**RECORDS SUPPLIED:**
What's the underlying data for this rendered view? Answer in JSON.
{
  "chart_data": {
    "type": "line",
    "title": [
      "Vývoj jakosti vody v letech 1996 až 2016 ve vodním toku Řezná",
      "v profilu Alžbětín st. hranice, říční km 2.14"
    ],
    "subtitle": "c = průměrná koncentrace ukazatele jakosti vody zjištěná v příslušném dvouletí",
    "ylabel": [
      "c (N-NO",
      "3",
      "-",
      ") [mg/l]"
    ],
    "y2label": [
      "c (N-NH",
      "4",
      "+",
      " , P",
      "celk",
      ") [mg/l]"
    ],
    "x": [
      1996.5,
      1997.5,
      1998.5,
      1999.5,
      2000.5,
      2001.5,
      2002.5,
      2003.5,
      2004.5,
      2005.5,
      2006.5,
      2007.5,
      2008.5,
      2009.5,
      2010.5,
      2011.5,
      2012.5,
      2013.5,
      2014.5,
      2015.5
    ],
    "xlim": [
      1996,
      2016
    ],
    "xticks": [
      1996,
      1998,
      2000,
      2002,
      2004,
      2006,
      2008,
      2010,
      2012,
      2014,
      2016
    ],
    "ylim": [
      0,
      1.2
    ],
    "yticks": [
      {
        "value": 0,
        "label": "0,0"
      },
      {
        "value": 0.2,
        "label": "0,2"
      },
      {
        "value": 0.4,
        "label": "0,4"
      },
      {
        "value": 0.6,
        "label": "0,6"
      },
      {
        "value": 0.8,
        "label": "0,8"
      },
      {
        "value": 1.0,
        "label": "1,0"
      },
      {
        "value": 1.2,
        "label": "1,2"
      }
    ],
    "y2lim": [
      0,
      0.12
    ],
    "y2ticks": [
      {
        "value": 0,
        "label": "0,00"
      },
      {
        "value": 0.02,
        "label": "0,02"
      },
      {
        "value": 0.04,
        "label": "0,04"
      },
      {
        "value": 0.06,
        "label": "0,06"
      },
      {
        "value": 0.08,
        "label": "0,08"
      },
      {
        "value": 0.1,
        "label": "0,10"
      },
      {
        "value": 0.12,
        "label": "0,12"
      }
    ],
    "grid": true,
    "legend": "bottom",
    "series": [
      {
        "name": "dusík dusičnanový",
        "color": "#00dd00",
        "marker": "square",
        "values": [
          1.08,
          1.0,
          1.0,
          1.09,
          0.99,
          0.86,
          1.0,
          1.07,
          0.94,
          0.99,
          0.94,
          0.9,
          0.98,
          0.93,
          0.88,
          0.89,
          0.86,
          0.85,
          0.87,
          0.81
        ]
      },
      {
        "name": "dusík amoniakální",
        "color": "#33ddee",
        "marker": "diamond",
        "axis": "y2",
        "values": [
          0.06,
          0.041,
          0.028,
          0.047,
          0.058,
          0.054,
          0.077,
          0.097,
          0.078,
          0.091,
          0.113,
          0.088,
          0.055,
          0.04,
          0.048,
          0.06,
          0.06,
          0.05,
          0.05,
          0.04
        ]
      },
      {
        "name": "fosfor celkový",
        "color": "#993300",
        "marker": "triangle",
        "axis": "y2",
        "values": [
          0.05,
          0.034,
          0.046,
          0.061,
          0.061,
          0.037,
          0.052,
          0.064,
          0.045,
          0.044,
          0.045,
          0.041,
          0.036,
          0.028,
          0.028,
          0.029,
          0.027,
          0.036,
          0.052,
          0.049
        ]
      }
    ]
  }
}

**WRITTEN EXERCISE:**
Every entry should be output exactly as written, please.

**ANSWER TO THE EXERCISE:**
What's the underlying data for this rendered view? Answer in JSON.
{
  "chart_data": {
    "type": "line",
    "title": [
      "Vývoj jakosti vody v letech 1996 až 2016 ve vodním toku Řezná",
      "v profilu Alžbětín st. hranice, říční km 2.14"
    ],
    "subtitle": "c = průměrná koncentrace ukazatele jakosti vody zjištěná v příslušném dvouletí",
    "ylabel": [
      "c (N-NO",
      "3",
      "-",
      ") [mg/l]"
    ],
    "y2label": [
      "c (N-NH",
      "4",
      "+",
      " , P",
      "celk",
      ") [mg/l]"
    ],
    "x": [
      1996.5,
      1997.5,
      1998.5,
      1999.5,
      2000.5,
      2001.5,
      2002.5,
      2003.5,
      2004.5,
      2005.5,
      2006.5,
      2007.5,
      2008.5,
      2009.5,
      2010.5,
      2011.5,
      2012.5,
      2013.5,
      2014.5,
      2015.5
    ],
    "xlim": [
      1996,
      2016
    ],
    "xticks": [
      1996,
      1998,
      2000,
      2002,
      2004,
      2006,
      2008,
      2010,
      2012,
      2014,
      2016
    ],
    "ylim": [
      0,
      1.2
    ],
    "yticks": [
      {
        "value": 0,
        "label": "0,0"
      },
      {
        "value": 0.2,
        "label": "0,2"
      },
      {
        "value": 0.4,
        "label": "0,4"
      },
      {
        "value": 0.6,
        "label": "0,6"
      },
      {
        "value": 0.8,
        "label": "0,8"
      },
      {
        "value": 1.0,
        "label": "1,0"
      },
      {
        "value": 1.2,
        "label": "1,2"
      }
    ],
    "y2lim": [
      0,
      0.12
    ],
    "y2ticks": [
      {
        "value": 0,
        "label": "0,00"
      },
      {
        "value": 0.02,
        "label": "0,02"
      },
      {
        "value": 0.04,
        "label": "0,04"
      },
      {
        "value": 0.06,
        "label": "0,06"
      },
      {
        "value": 0.08,
        "label": "0,08"
      },
      {
        "value": 0.1,
        "label": "0,10"
      },
      {
        "value": 0.12,
        "label": "0,12"
      }
    ],
    "grid": true,
    "legend": "bottom",
    "series": [
      {
        "name": "dusík dusičnanový",
        "color": "#00dd00",
        "marker": "square",
        "values": [
          1.08,
          1.0,
          1.0,
          1.09,
          0.99,
          0.86,
          1.0,
          1.07,
          0.94,
          0.99,
          0.94,
          0.9,
          0.98,
          0.93,
          0.88,
          0.89,
          0.86,
          0.85,
          0.87,
          0.81
        ]
      },
      {
        "name": "dusík amoniakální",
        "color": "#33ddee",
        "marker": "diamond",
        "axis": "y2",
        "values": [
          0.06,
          0.041,
          0.028,
          0.047,
          0.058,
          0.054,
          0.077,
          0.097,
          0.078,
          0.091,
          0.113,
          0.088,
          0.055,
          0.04,
          0.048,
          0.06,
          0.06,
          0.05,
          0.05,
          0.04
        ]
      },
      {
        "name": "fosfor celkový",
        "color": "#993300",
        "marker": "triangle",
        "axis": "y2",
        "values": [
          0.05,
          0.034,
          0.046,
          0.061,
          0.061,
          0.037,
          0.052,
          0.064,
          0.045,
          0.044,
          0.045,
          0.041,
          0.036,
          0.028,
          0.028,
          0.029,
          0.027,
          0.036,
          0.052,
          0.049
        ]
      }
    ]
  }
}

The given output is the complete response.